Select from the data all lines with the word "icon".

--- start PROVIDED DATA ---

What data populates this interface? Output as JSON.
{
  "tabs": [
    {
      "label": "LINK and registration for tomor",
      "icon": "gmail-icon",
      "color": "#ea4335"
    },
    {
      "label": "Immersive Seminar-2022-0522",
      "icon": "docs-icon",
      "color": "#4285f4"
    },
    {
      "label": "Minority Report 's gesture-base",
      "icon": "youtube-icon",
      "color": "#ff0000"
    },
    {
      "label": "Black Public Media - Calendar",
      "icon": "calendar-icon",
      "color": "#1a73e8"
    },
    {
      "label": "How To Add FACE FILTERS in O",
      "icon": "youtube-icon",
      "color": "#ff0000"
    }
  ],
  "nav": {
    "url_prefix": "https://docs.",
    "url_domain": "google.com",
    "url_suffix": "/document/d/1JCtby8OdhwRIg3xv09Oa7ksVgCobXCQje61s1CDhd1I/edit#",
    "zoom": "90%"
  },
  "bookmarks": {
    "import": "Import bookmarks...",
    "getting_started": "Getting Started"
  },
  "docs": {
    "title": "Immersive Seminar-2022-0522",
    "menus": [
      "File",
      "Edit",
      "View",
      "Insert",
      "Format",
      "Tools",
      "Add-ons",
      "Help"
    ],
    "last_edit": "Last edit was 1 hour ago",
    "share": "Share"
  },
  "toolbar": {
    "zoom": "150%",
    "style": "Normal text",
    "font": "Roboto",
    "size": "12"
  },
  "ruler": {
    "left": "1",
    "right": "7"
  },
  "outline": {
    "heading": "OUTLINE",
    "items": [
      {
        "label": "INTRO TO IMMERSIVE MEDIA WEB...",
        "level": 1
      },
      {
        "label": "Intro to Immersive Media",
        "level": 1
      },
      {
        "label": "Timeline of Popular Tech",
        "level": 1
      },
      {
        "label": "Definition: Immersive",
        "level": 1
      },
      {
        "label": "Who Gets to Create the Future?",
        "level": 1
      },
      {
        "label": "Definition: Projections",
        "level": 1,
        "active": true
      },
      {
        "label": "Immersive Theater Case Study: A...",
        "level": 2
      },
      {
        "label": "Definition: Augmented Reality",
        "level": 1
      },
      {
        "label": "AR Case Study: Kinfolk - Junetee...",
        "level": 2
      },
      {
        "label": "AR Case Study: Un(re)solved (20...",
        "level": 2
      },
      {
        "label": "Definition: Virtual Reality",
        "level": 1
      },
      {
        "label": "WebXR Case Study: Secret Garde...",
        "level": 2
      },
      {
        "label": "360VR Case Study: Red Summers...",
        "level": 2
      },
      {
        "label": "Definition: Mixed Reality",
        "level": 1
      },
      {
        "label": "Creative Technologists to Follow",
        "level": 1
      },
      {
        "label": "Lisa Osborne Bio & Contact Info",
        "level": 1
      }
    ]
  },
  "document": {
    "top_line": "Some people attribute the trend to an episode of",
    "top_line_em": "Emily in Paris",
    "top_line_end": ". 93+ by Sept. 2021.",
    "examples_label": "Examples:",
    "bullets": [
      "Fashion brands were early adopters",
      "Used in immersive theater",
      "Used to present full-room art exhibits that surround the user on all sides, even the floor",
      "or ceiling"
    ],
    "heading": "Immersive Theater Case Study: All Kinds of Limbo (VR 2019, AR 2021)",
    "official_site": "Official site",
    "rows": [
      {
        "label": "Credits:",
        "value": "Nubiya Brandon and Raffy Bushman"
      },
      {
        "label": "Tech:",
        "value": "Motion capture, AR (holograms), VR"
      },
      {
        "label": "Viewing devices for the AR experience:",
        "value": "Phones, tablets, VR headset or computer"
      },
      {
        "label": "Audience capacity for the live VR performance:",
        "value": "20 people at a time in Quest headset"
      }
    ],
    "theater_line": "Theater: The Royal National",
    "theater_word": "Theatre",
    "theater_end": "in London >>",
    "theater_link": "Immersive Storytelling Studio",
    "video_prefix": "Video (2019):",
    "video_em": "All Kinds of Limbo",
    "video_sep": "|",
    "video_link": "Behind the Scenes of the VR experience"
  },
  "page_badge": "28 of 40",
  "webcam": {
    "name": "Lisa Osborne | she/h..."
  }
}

--- end PROVIDED DATA ---

▶ _TASK SOLUTION_
      "icon": "gmail-icon",
      "icon": "docs-icon",
      "icon": "youtube-icon",
      "icon": "calendar-icon",
      "icon": "youtube-icon",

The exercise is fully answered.